• _STATED PROBLEM_: Could you transcribe every record below exactly as written, leaving out any pictures?

============

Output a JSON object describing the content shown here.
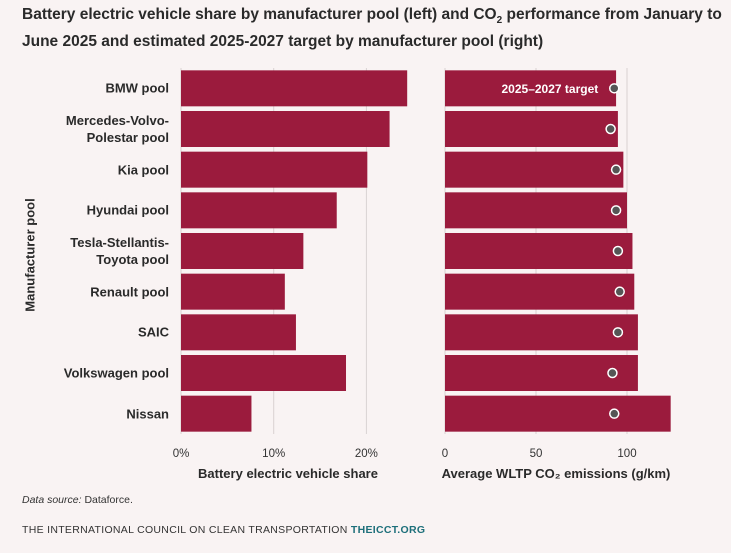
{
  "title_part1": "Battery electric vehicle share by manufacturer pool (left) and CO",
  "title_sub": "2",
  "title_part2": " performance from January to June 2025 and estimated 2025-2027 target by manufacturer pool (right)",
  "colors": {
    "bar": "#9b1b3d",
    "background": "#f9f3f3",
    "grid": "#d9d2d2",
    "marker_fill": "#555555",
    "marker_stroke": "#ffffff"
  },
  "chart_data": [
    {
      "type": "bar",
      "orientation": "horizontal",
      "title": "",
      "xlabel": "Battery electric vehicle share",
      "ylabel": "Manufacturer pool",
      "categories": [
        "BMW pool",
        "Mercedes-Volvo-Polestar pool",
        "Kia pool",
        "Hyundai pool",
        "Tesla-Stellantis-Toyota pool",
        "Renault pool",
        "SAIC",
        "Volkswagen pool",
        "Nissan"
      ],
      "category_display": [
        [
          "BMW pool"
        ],
        [
          "Mercedes-Volvo-",
          "Polestar pool"
        ],
        [
          "Kia pool"
        ],
        [
          "Hyundai pool"
        ],
        [
          "Tesla-Stellantis-",
          "Toyota pool"
        ],
        [
          "Renault pool"
        ],
        [
          "SAIC"
        ],
        [
          "Volkswagen pool"
        ],
        [
          "Nissan"
        ]
      ],
      "values": [
        24.4,
        22.5,
        20.1,
        16.8,
        13.2,
        11.2,
        12.4,
        17.8,
        7.6
      ],
      "xlim": [
        0,
        26
      ],
      "xticks": [
        0,
        10,
        20
      ],
      "xtick_labels": [
        "0%",
        "10%",
        "20%"
      ]
    },
    {
      "type": "bar",
      "orientation": "horizontal",
      "xlabel": "Average WLTP CO₂ emissions (g/km)",
      "categories": [
        "BMW pool",
        "Mercedes-Volvo-Polestar pool",
        "Kia pool",
        "Hyundai pool",
        "Tesla-Stellantis-Toyota pool",
        "Renault pool",
        "SAIC",
        "Volkswagen pool",
        "Nissan"
      ],
      "series": [
        {
          "name": "Average WLTP CO₂ emissions (Jan-Jun 2025)",
          "values": [
            94,
            95,
            98,
            100,
            103,
            104,
            106,
            106,
            124
          ]
        },
        {
          "name": "2025-2027 target",
          "marker": "circle",
          "values": [
            93,
            91,
            94,
            94,
            95,
            96,
            95,
            92,
            93
          ]
        }
      ],
      "annotation": "2025–2027 target",
      "xlim": [
        0,
        130
      ],
      "xticks": [
        0,
        50,
        100
      ],
      "xtick_labels": [
        "0",
        "50",
        "100"
      ]
    }
  ],
  "source_label": "Data source:",
  "source_text": " Dataforce.",
  "footer_org": "THE INTERNATIONAL COUNCIL ON CLEAN TRANSPORTATION ",
  "footer_site": "THEICCT.ORG"
}
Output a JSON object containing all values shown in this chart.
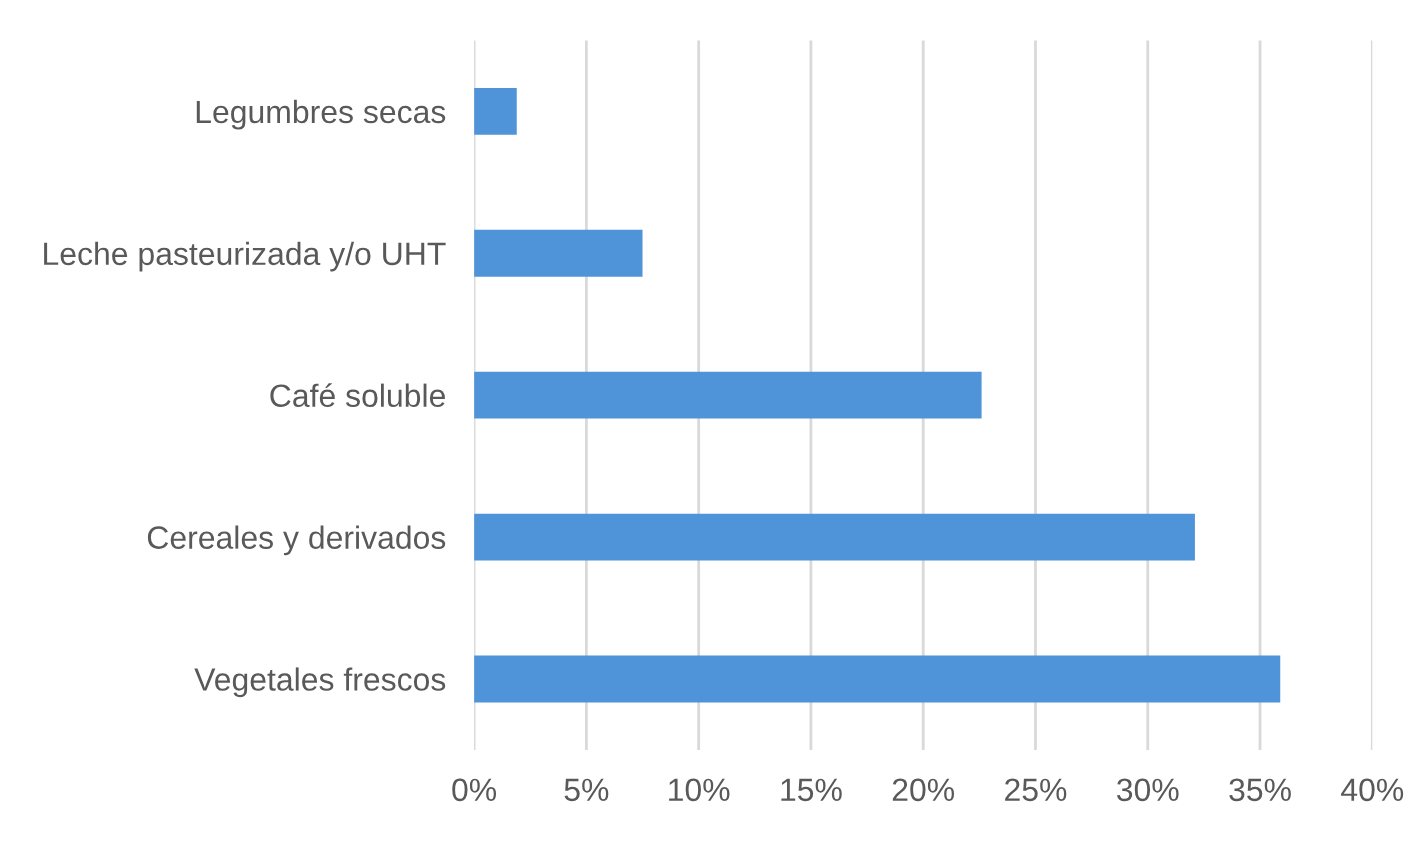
{
  "chart_data": {
    "type": "bar",
    "orientation": "horizontal",
    "categories": [
      "Legumbres secas",
      "Leche pasteurizada y/o UHT",
      "Café soluble",
      "Cereales y derivados",
      "Vegetales frescos"
    ],
    "values": [
      0.019,
      0.075,
      0.226,
      0.321,
      0.359
    ],
    "color": "#4f94d8",
    "xlim": [
      0,
      0.4
    ],
    "xticks": [
      {
        "value": 0,
        "label": "0%"
      },
      {
        "value": 0.05,
        "label": "5%"
      },
      {
        "value": 0.1,
        "label": "10%"
      },
      {
        "value": 0.15,
        "label": "15%"
      },
      {
        "value": 0.2,
        "label": "20%"
      },
      {
        "value": 0.25,
        "label": "25%"
      },
      {
        "value": 0.3,
        "label": "30%"
      },
      {
        "value": 0.35,
        "label": "35%"
      },
      {
        "value": 0.4,
        "label": "40%"
      }
    ],
    "grid": "x"
  }
}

============

• _SOLUTION TO THE PROBLEM_:
Output a JSON object describing the content shown here.
{
  "title_part1": "Battery electric vehicle share by manufacturer pool (left) and CO",
  "title_sub": "2",
  "title_part2": " performance from January to June 2025 and estimated 2025-2027 target by manufacturer pool (right)",
  "colors": {
    "bar": "#9b1b3d",
    "background": "#f9f3f3",
    "grid": "#d9d2d2",
    "marker_fill": "#555555",
    "marker_stroke": "#ffffff"
  },
  "chart_data": [
    {
      "type": "bar",
      "orientation": "horizontal",
      "title": "",
      "xlabel": "Battery electric vehicle share",
      "ylabel": "Manufacturer pool",
      "categories": [
        "BMW pool",
        "Mercedes-Volvo-Polestar pool",
        "Kia pool",
        "Hyundai pool",
        "Tesla-Stellantis-Toyota pool",
        "Renault pool",
        "SAIC",
        "Volkswagen pool",
        "Nissan"
      ],
      "category_display": [
        [
          "BMW pool"
        ],
        [
          "Mercedes-Volvo-",
          "Polestar pool"
        ],
        [
          "Kia pool"
        ],
        [
          "Hyundai pool"
        ],
        [
          "Tesla-Stellantis-",
          "Toyota pool"
        ],
        [
          "Renault pool"
        ],
        [
          "SAIC"
        ],
        [
          "Volkswagen pool"
        ],
        [
          "Nissan"
        ]
      ],
      "values": [
        24.4,
        22.5,
        20.1,
        16.8,
        13.2,
        11.2,
        12.4,
        17.8,
        7.6
      ],
      "xlim": [
        0,
        26
      ],
      "xticks": [
        0,
        10,
        20
      ],
      "xtick_labels": [
        "0%",
        "10%",
        "20%"
      ]
    },
    {
      "type": "bar",
      "orientation": "horizontal",
      "xlabel": "Average WLTP CO₂ emissions (g/km)",
      "categories": [
        "BMW pool",
        "Mercedes-Volvo-Polestar pool",
        "Kia pool",
        "Hyundai pool",
        "Tesla-Stellantis-Toyota pool",
        "Renault pool",
        "SAIC",
        "Volkswagen pool",
        "Nissan"
      ],
      "series": [
        {
          "name": "Average WLTP CO₂ emissions (Jan-Jun 2025)",
          "values": [
            94,
            95,
            98,
            100,
            103,
            104,
            106,
            106,
            124
          ]
        },
        {
          "name": "2025-2027 target",
          "marker": "circle",
          "values": [
            93,
            91,
            94,
            94,
            95,
            96,
            95,
            92,
            93
          ]
        }
      ],
      "annotation": "2025–2027 target",
      "xlim": [
        0,
        130
      ],
      "xticks": [
        0,
        50,
        100
      ],
      "xtick_labels": [
        "0",
        "50",
        "100"
      ]
    }
  ],
  "source_label": "Data source:",
  "source_text": " Dataforce.",
  "footer_org": "THE INTERNATIONAL COUNCIL ON CLEAN TRANSPORTATION ",
  "footer_site": "THEICCT.ORG"
}
Output a JSON object containing all values shown in this chart.
{
  "chart_data": {
    "type": "bar",
    "orientation": "horizontal",
    "categories": [
      "Legumbres secas",
      "Leche pasteurizada y/o UHT",
      "Café soluble",
      "Cereales y derivados",
      "Vegetales frescos"
    ],
    "values": [
      0.019,
      0.075,
      0.226,
      0.321,
      0.359
    ],
    "color": "#4f94d8",
    "xlim": [
      0,
      0.4
    ],
    "xticks": [
      {
        "value": 0,
        "label": "0%"
      },
      {
        "value": 0.05,
        "label": "5%"
      },
      {
        "value": 0.1,
        "label": "10%"
      },
      {
        "value": 0.15,
        "label": "15%"
      },
      {
        "value": 0.2,
        "label": "20%"
      },
      {
        "value": 0.25,
        "label": "25%"
      },
      {
        "value": 0.3,
        "label": "30%"
      },
      {
        "value": 0.35,
        "label": "35%"
      },
      {
        "value": 0.4,
        "label": "40%"
      }
    ],
    "grid": "x"
  }
}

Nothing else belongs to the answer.